[START OF Supplied material]

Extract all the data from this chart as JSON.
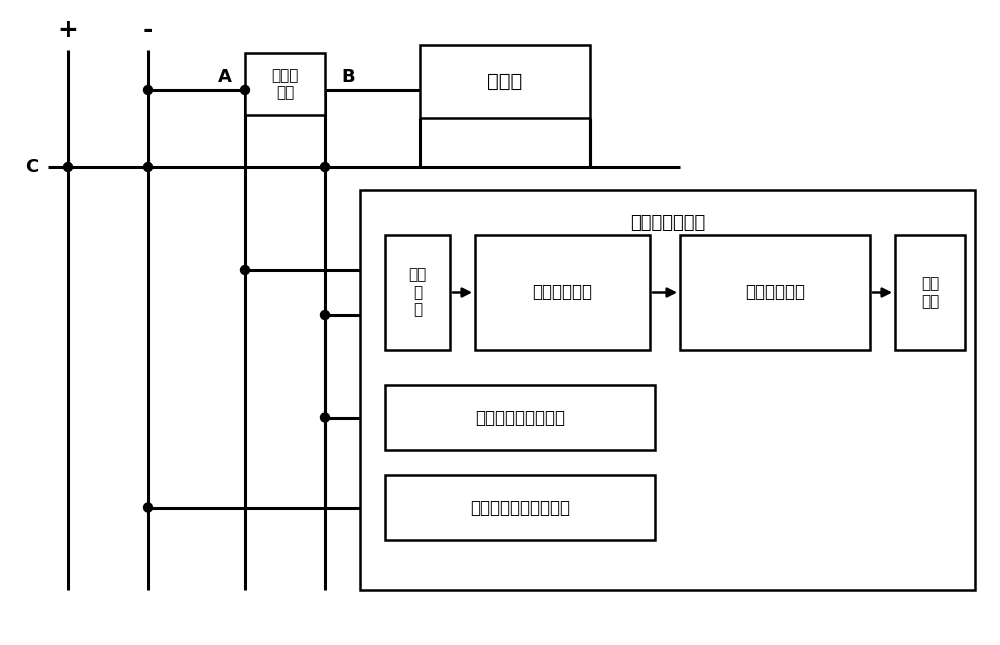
{
  "bg_color": "#ffffff",
  "line_color": "#000000",
  "box_color": "#ffffff",
  "labels": {
    "plus": "+",
    "minus": "-",
    "A": "A",
    "B": "B",
    "C": "C",
    "overcurrent": "过流保\n护器",
    "battery": "蓄电池",
    "fuse_detect": "熔丝断检测电路",
    "interface": "接口\n电\n路",
    "diff_amp": "差分放大电路",
    "signal_judge": "信号判别电路",
    "process_out": "处理\n输出",
    "battery_detect": "蓄电池电压检测电路",
    "dc_detect": "直流输出电压检测电路"
  }
}
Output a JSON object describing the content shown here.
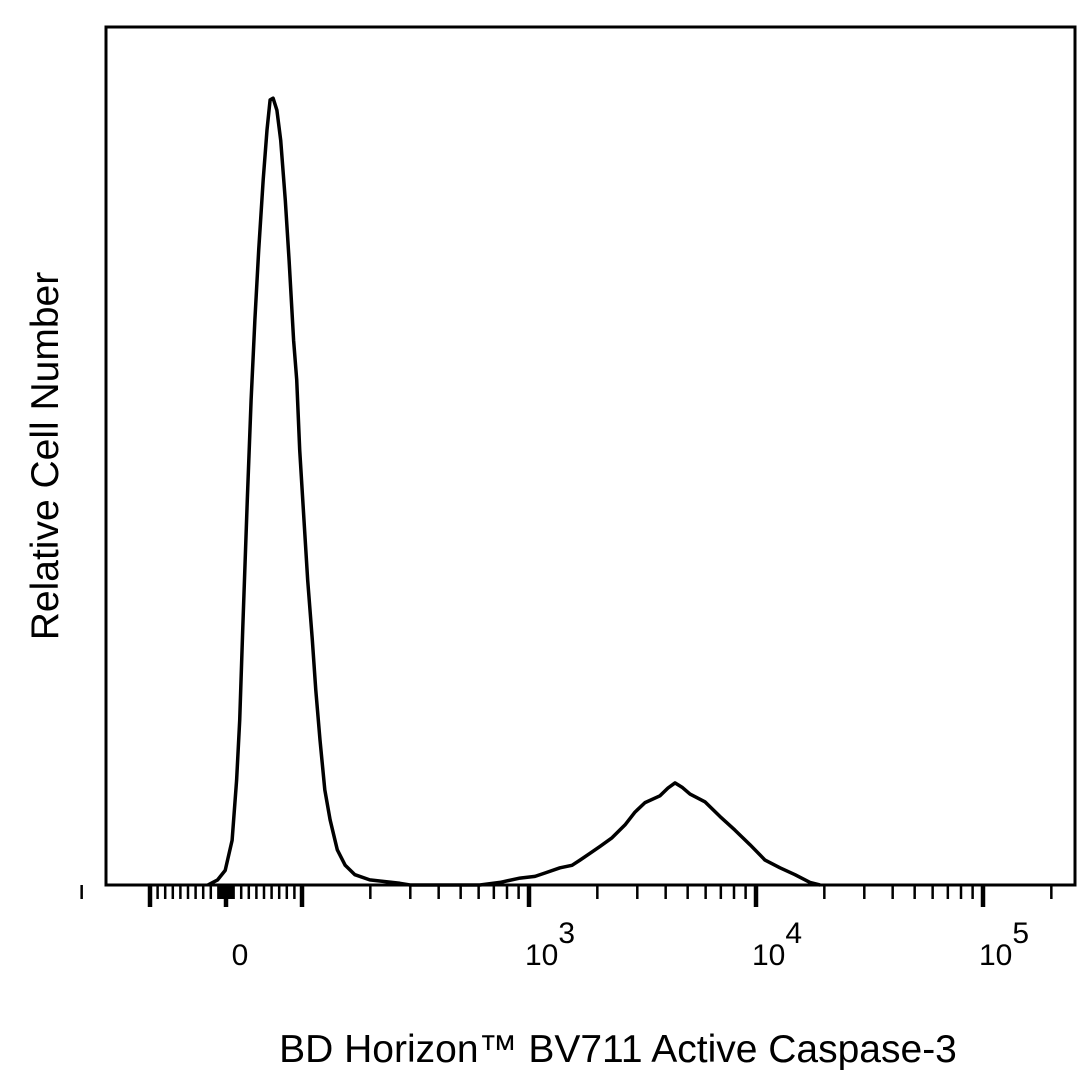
{
  "chart_data": {
    "type": "line",
    "title": "",
    "xlabel": "BD Horizon™ BV711 Active Caspase-3",
    "ylabel": "Relative Cell Number",
    "x_scale": "biexponential (linear near 0, log above 10^2)",
    "xlim": [
      -200,
      200000
    ],
    "ylim": [
      0,
      100
    ],
    "grid": false,
    "legend": "none",
    "line_color": "#000000",
    "x_tick_labels": [
      {
        "value": 0,
        "base": "0",
        "exp": ""
      },
      {
        "value": 1000,
        "base": "10",
        "exp": "3"
      },
      {
        "value": 10000,
        "base": "10",
        "exp": "4"
      },
      {
        "value": 100000,
        "base": "10",
        "exp": "5"
      }
    ],
    "major_ticks": [
      -100,
      0,
      100,
      1000,
      10000,
      100000
    ],
    "series": [
      {
        "x": [
          -24,
          -11,
          -1,
          8,
          14,
          18,
          22,
          28,
          33,
          38,
          43,
          49,
          54,
          58,
          62,
          67,
          72,
          78,
          83,
          89,
          93,
          97,
          102,
          106,
          111,
          115,
          120,
          126,
          133,
          143,
          155,
          171,
          199,
          270,
          299,
          608,
          745,
          913,
          1063,
          1176,
          1370,
          1546,
          1678,
          1857,
          2055,
          2321,
          2649,
          2930,
          3243,
          3776,
          4095,
          4397,
          4722,
          5119,
          5957,
          6934,
          8072,
          9411,
          10960,
          12760,
          14850,
          17290,
          19140
        ],
        "y": [
          0,
          0.6,
          1.7,
          5.2,
          12.2,
          19.2,
          29.7,
          44.9,
          56.5,
          65.9,
          74.0,
          82.2,
          88.0,
          91.5,
          91.7,
          90.3,
          86.8,
          79.8,
          72.8,
          63.5,
          58.9,
          50.7,
          42.5,
          35.5,
          28.6,
          22.7,
          16.9,
          11.1,
          7.6,
          4.1,
          2.3,
          1.2,
          0.6,
          0.2,
          0,
          0,
          0.3,
          0.8,
          1.0,
          1.4,
          2.0,
          2.3,
          2.9,
          3.7,
          4.5,
          5.5,
          7.0,
          8.5,
          9.6,
          10.4,
          11.3,
          11.9,
          11.4,
          10.6,
          9.7,
          8.0,
          6.4,
          4.7,
          2.9,
          2.0,
          1.2,
          0.3,
          0
        ]
      }
    ]
  }
}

[END OF Supplied material]

▶ Exercise requirements: Within the listing above, find every line containing the string "JSON" and return it.

▶ Output of the exercise:
Extract all the data from this chart as JSON.
Output a JSON object describing the content shown here.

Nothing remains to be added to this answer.